Dataset excerpts —
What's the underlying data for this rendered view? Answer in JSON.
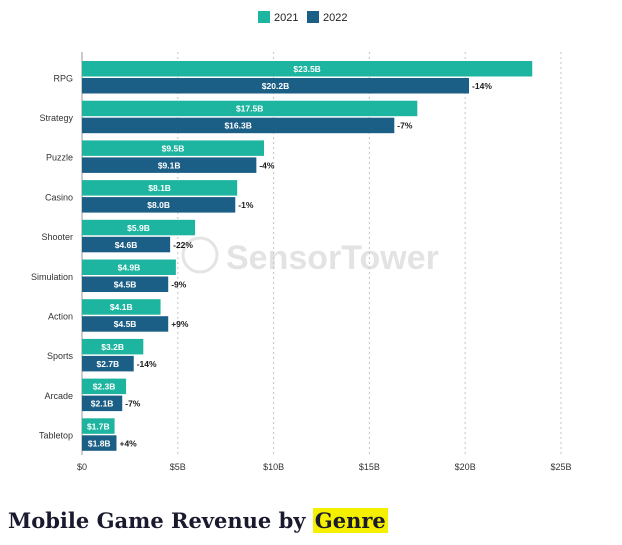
{
  "chart_data": {
    "type": "bar",
    "orientation": "horizontal",
    "categories": [
      "RPG",
      "Strategy",
      "Puzzle",
      "Casino",
      "Shooter",
      "Simulation",
      "Action",
      "Sports",
      "Arcade",
      "Tabletop"
    ],
    "series": [
      {
        "name": "2021",
        "color": "#1eb5a0",
        "values": [
          23.5,
          17.5,
          9.5,
          8.1,
          5.9,
          4.9,
          4.1,
          3.2,
          2.3,
          1.7
        ],
        "labels": [
          "$23.5B",
          "$17.5B",
          "$9.5B",
          "$8.1B",
          "$5.9B",
          "$4.9B",
          "$4.1B",
          "$3.2B",
          "$2.3B",
          "$1.7B"
        ]
      },
      {
        "name": "2022",
        "color": "#1c5f86",
        "values": [
          20.2,
          16.3,
          9.1,
          8.0,
          4.6,
          4.5,
          4.5,
          2.7,
          2.1,
          1.8
        ],
        "labels": [
          "$20.2B",
          "$16.3B",
          "$9.1B",
          "$8.0B",
          "$4.6B",
          "$4.5B",
          "$4.5B",
          "$2.7B",
          "$2.1B",
          "$1.8B"
        ]
      }
    ],
    "change_labels": [
      "-14%",
      "-7%",
      "-4%",
      "-1%",
      "-22%",
      "-9%",
      "+9%",
      "-14%",
      "-7%",
      "+4%"
    ],
    "xlim": [
      0,
      25
    ],
    "xticks": [
      0,
      5,
      10,
      15,
      20,
      25
    ],
    "xtick_labels": [
      "$0",
      "$5B",
      "$10B",
      "$15B",
      "$20B",
      "$25B"
    ],
    "grid": "vertical-dashed",
    "legend_position": "top-center",
    "watermark": "SensorTower"
  },
  "title": {
    "prefix": "Mobile Game Revenue by ",
    "highlight": "Genre"
  }
}
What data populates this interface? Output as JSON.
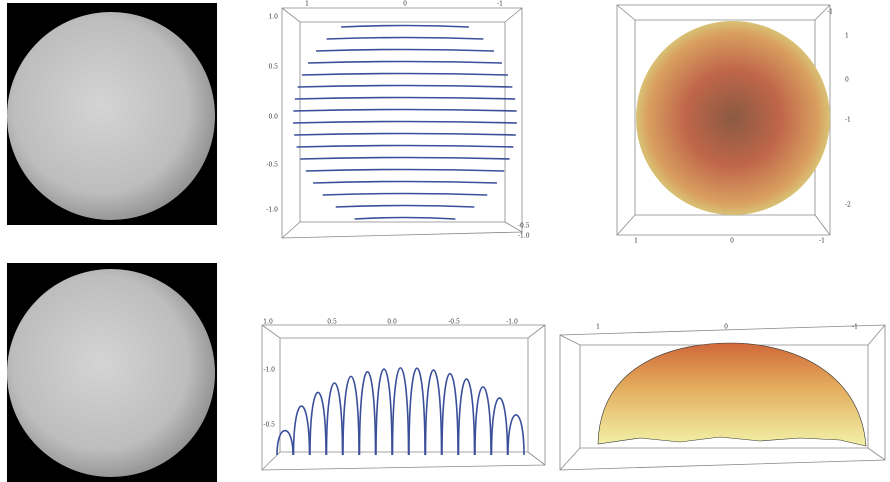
{
  "panel_b": {
    "top_ticks": [
      "1",
      "0",
      "-1"
    ],
    "left_ticks": [
      "1.0",
      "0.5",
      "0.0",
      "-0.5",
      "-1.0"
    ],
    "corner_ticks": [
      "-0.5",
      "-1.0"
    ]
  },
  "panel_c": {
    "top_ticks": [
      "-1"
    ],
    "right_ticks": [
      "1",
      "0",
      "-1",
      "-2"
    ],
    "bottom_ticks": [
      "1",
      "0",
      "-1"
    ]
  },
  "panel_e": {
    "top_ticks": [
      "1.0",
      "0.5",
      "0.0",
      "-0.5",
      "-1.0"
    ],
    "left_ticks": [
      "-1.0",
      "-0.5"
    ]
  },
  "panel_f": {
    "top_ticks": [
      "1",
      "0",
      "-1"
    ]
  }
}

Challenge —
Track down every line holding the string "JSON" and copy it.

Written response —
What's the underlying data for this rendered view? Answer in JSON.
What data populates this interface? Output as JSON.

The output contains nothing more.